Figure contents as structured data

* start *

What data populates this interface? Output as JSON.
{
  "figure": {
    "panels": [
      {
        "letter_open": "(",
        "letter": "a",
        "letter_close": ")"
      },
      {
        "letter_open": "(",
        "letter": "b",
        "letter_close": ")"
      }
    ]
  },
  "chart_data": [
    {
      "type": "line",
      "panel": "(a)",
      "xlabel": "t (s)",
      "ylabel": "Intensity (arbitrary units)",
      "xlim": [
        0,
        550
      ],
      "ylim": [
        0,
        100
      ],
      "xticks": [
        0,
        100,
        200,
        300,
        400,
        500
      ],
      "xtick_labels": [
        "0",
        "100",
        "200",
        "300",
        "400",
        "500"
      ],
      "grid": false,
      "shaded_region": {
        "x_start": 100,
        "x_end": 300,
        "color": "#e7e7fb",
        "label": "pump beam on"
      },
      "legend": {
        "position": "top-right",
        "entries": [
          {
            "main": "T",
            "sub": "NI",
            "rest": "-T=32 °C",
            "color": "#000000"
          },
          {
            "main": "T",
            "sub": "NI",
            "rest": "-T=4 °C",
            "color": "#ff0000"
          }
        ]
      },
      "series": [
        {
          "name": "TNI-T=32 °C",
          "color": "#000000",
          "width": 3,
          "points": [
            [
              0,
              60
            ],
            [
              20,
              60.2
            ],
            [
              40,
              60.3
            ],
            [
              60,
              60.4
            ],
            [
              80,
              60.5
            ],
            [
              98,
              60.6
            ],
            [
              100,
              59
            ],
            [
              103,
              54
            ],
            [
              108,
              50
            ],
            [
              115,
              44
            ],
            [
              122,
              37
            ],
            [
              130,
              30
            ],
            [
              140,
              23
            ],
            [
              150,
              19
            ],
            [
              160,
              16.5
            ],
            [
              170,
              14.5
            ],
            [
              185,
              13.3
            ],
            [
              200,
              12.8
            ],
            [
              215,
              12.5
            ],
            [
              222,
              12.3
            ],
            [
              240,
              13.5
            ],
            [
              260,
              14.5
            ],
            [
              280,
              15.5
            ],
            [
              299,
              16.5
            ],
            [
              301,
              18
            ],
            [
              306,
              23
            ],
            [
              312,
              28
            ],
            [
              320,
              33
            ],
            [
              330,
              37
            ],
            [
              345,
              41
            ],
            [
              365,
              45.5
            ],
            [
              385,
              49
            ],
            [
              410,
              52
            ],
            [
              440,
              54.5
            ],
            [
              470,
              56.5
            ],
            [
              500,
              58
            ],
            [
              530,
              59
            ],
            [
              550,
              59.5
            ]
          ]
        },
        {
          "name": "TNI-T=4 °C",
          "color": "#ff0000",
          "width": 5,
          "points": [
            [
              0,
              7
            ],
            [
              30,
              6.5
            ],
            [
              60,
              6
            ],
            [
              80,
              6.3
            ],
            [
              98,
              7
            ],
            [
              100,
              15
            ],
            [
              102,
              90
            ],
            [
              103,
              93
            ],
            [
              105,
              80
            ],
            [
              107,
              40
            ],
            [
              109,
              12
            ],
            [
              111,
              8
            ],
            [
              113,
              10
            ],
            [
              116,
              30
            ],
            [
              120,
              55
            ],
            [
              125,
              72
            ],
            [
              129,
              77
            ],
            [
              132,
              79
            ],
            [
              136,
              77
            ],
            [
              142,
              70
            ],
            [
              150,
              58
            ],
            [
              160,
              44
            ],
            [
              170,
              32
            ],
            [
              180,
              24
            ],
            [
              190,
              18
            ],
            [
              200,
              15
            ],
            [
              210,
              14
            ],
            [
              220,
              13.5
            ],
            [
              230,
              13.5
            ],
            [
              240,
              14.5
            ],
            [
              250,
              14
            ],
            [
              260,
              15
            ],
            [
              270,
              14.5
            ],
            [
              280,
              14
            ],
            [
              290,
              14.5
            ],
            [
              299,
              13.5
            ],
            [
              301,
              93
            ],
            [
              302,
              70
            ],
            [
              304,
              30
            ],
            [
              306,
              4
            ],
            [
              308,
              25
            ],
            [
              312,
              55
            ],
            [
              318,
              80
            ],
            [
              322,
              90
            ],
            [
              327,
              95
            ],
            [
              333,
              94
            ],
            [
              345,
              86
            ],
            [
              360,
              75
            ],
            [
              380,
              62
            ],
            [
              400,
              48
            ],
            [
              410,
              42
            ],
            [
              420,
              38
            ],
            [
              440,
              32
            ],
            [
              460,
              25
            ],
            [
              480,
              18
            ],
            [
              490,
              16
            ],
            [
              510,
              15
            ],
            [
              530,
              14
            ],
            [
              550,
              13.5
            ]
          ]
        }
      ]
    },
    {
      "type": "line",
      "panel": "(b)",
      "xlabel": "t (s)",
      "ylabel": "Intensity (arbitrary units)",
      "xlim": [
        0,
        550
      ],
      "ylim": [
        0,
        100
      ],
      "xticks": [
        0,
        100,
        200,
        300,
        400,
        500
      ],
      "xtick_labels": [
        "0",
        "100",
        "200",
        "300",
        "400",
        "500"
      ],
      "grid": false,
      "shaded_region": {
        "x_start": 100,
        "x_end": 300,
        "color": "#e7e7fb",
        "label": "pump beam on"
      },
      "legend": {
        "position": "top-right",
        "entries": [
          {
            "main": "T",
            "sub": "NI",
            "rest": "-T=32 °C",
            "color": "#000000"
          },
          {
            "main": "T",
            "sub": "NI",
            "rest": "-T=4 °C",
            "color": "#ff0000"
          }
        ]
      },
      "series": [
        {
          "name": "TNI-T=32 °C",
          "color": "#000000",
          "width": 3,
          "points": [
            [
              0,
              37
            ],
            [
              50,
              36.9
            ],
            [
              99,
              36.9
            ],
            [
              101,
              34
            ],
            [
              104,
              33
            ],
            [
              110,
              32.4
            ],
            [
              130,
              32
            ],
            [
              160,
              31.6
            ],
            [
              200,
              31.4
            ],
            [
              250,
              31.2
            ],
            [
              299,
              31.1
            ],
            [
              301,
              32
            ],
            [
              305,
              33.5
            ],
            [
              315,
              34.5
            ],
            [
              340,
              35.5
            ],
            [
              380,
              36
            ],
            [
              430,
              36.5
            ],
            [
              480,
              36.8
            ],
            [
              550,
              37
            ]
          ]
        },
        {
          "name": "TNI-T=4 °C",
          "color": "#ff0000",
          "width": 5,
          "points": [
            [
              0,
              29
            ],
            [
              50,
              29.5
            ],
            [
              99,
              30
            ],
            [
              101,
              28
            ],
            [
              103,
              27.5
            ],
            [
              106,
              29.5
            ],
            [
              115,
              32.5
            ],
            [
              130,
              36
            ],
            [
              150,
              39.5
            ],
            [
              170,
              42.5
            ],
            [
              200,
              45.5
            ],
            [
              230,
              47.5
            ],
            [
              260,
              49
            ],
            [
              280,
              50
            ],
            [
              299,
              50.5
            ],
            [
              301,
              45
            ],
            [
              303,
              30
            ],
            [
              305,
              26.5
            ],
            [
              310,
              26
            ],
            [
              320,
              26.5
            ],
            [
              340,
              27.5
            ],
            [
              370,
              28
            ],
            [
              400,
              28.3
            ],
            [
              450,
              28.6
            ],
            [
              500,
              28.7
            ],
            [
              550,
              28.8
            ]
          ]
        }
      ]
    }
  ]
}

* end *

◆ Set task:
Show the data once more, exactly as it was written.

◆ Response to the exercise:
What data populates this interface? Output as JSON.
{
  "figure": {
    "panels": [
      {
        "letter_open": "(",
        "letter": "a",
        "letter_close": ")"
      },
      {
        "letter_open": "(",
        "letter": "b",
        "letter_close": ")"
      }
    ]
  },
  "chart_data": [
    {
      "type": "line",
      "panel": "(a)",
      "xlabel": "t (s)",
      "ylabel": "Intensity (arbitrary units)",
      "xlim": [
        0,
        550
      ],
      "ylim": [
        0,
        100
      ],
      "xticks": [
        0,
        100,
        200,
        300,
        400,
        500
      ],
      "xtick_labels": [
        "0",
        "100",
        "200",
        "300",
        "400",
        "500"
      ],
      "grid": false,
      "shaded_region": {
        "x_start": 100,
        "x_end": 300,
        "color": "#e7e7fb",
        "label": "pump beam on"
      },
      "legend": {
        "position": "top-right",
        "entries": [
          {
            "main": "T",
            "sub": "NI",
            "rest": "-T=32 °C",
            "color": "#000000"
          },
          {
            "main": "T",
            "sub": "NI",
            "rest": "-T=4 °C",
            "color": "#ff0000"
          }
        ]
      },
      "series": [
        {
          "name": "TNI-T=32 °C",
          "color": "#000000",
          "width": 3,
          "points": [
            [
              0,
              60
            ],
            [
              20,
              60.2
            ],
            [
              40,
              60.3
            ],
            [
              60,
              60.4
            ],
            [
              80,
              60.5
            ],
            [
              98,
              60.6
            ],
            [
              100,
              59
            ],
            [
              103,
              54
            ],
            [
              108,
              50
            ],
            [
              115,
              44
            ],
            [
              122,
              37
            ],
            [
              130,
              30
            ],
            [
              140,
              23
            ],
            [
              150,
              19
            ],
            [
              160,
              16.5
            ],
            [
              170,
              14.5
            ],
            [
              185,
              13.3
            ],
            [
              200,
              12.8
            ],
            [
              215,
              12.5
            ],
            [
              222,
              12.3
            ],
            [
              240,
              13.5
            ],
            [
              260,
              14.5
            ],
            [
              280,
              15.5
            ],
            [
              299,
              16.5
            ],
            [
              301,
              18
            ],
            [
              306,
              23
            ],
            [
              312,
              28
            ],
            [
              320,
              33
            ],
            [
              330,
              37
            ],
            [
              345,
              41
            ],
            [
              365,
              45.5
            ],
            [
              385,
              49
            ],
            [
              410,
              52
            ],
            [
              440,
              54.5
            ],
            [
              470,
              56.5
            ],
            [
              500,
              58
            ],
            [
              530,
              59
            ],
            [
              550,
              59.5
            ]
          ]
        },
        {
          "name": "TNI-T=4 °C",
          "color": "#ff0000",
          "width": 5,
          "points": [
            [
              0,
              7
            ],
            [
              30,
              6.5
            ],
            [
              60,
              6
            ],
            [
              80,
              6.3
            ],
            [
              98,
              7
            ],
            [
              100,
              15
            ],
            [
              102,
              90
            ],
            [
              103,
              93
            ],
            [
              105,
              80
            ],
            [
              107,
              40
            ],
            [
              109,
              12
            ],
            [
              111,
              8
            ],
            [
              113,
              10
            ],
            [
              116,
              30
            ],
            [
              120,
              55
            ],
            [
              125,
              72
            ],
            [
              129,
              77
            ],
            [
              132,
              79
            ],
            [
              136,
              77
            ],
            [
              142,
              70
            ],
            [
              150,
              58
            ],
            [
              160,
              44
            ],
            [
              170,
              32
            ],
            [
              180,
              24
            ],
            [
              190,
              18
            ],
            [
              200,
              15
            ],
            [
              210,
              14
            ],
            [
              220,
              13.5
            ],
            [
              230,
              13.5
            ],
            [
              240,
              14.5
            ],
            [
              250,
              14
            ],
            [
              260,
              15
            ],
            [
              270,
              14.5
            ],
            [
              280,
              14
            ],
            [
              290,
              14.5
            ],
            [
              299,
              13.5
            ],
            [
              301,
              93
            ],
            [
              302,
              70
            ],
            [
              304,
              30
            ],
            [
              306,
              4
            ],
            [
              308,
              25
            ],
            [
              312,
              55
            ],
            [
              318,
              80
            ],
            [
              322,
              90
            ],
            [
              327,
              95
            ],
            [
              333,
              94
            ],
            [
              345,
              86
            ],
            [
              360,
              75
            ],
            [
              380,
              62
            ],
            [
              400,
              48
            ],
            [
              410,
              42
            ],
            [
              420,
              38
            ],
            [
              440,
              32
            ],
            [
              460,
              25
            ],
            [
              480,
              18
            ],
            [
              490,
              16
            ],
            [
              510,
              15
            ],
            [
              530,
              14
            ],
            [
              550,
              13.5
            ]
          ]
        }
      ]
    },
    {
      "type": "line",
      "panel": "(b)",
      "xlabel": "t (s)",
      "ylabel": "Intensity (arbitrary units)",
      "xlim": [
        0,
        550
      ],
      "ylim": [
        0,
        100
      ],
      "xticks": [
        0,
        100,
        200,
        300,
        400,
        500
      ],
      "xtick_labels": [
        "0",
        "100",
        "200",
        "300",
        "400",
        "500"
      ],
      "grid": false,
      "shaded_region": {
        "x_start": 100,
        "x_end": 300,
        "color": "#e7e7fb",
        "label": "pump beam on"
      },
      "legend": {
        "position": "top-right",
        "entries": [
          {
            "main": "T",
            "sub": "NI",
            "rest": "-T=32 °C",
            "color": "#000000"
          },
          {
            "main": "T",
            "sub": "NI",
            "rest": "-T=4 °C",
            "color": "#ff0000"
          }
        ]
      },
      "series": [
        {
          "name": "TNI-T=32 °C",
          "color": "#000000",
          "width": 3,
          "points": [
            [
              0,
              37
            ],
            [
              50,
              36.9
            ],
            [
              99,
              36.9
            ],
            [
              101,
              34
            ],
            [
              104,
              33
            ],
            [
              110,
              32.4
            ],
            [
              130,
              32
            ],
            [
              160,
              31.6
            ],
            [
              200,
              31.4
            ],
            [
              250,
              31.2
            ],
            [
              299,
              31.1
            ],
            [
              301,
              32
            ],
            [
              305,
              33.5
            ],
            [
              315,
              34.5
            ],
            [
              340,
              35.5
            ],
            [
              380,
              36
            ],
            [
              430,
              36.5
            ],
            [
              480,
              36.8
            ],
            [
              550,
              37
            ]
          ]
        },
        {
          "name": "TNI-T=4 °C",
          "color": "#ff0000",
          "width": 5,
          "points": [
            [
              0,
              29
            ],
            [
              50,
              29.5
            ],
            [
              99,
              30
            ],
            [
              101,
              28
            ],
            [
              103,
              27.5
            ],
            [
              106,
              29.5
            ],
            [
              115,
              32.5
            ],
            [
              130,
              36
            ],
            [
              150,
              39.5
            ],
            [
              170,
              42.5
            ],
            [
              200,
              45.5
            ],
            [
              230,
              47.5
            ],
            [
              260,
              49
            ],
            [
              280,
              50
            ],
            [
              299,
              50.5
            ],
            [
              301,
              45
            ],
            [
              303,
              30
            ],
            [
              305,
              26.5
            ],
            [
              310,
              26
            ],
            [
              320,
              26.5
            ],
            [
              340,
              27.5
            ],
            [
              370,
              28
            ],
            [
              400,
              28.3
            ],
            [
              450,
              28.6
            ],
            [
              500,
              28.7
            ],
            [
              550,
              28.8
            ]
          ]
        }
      ]
    }
  ]
}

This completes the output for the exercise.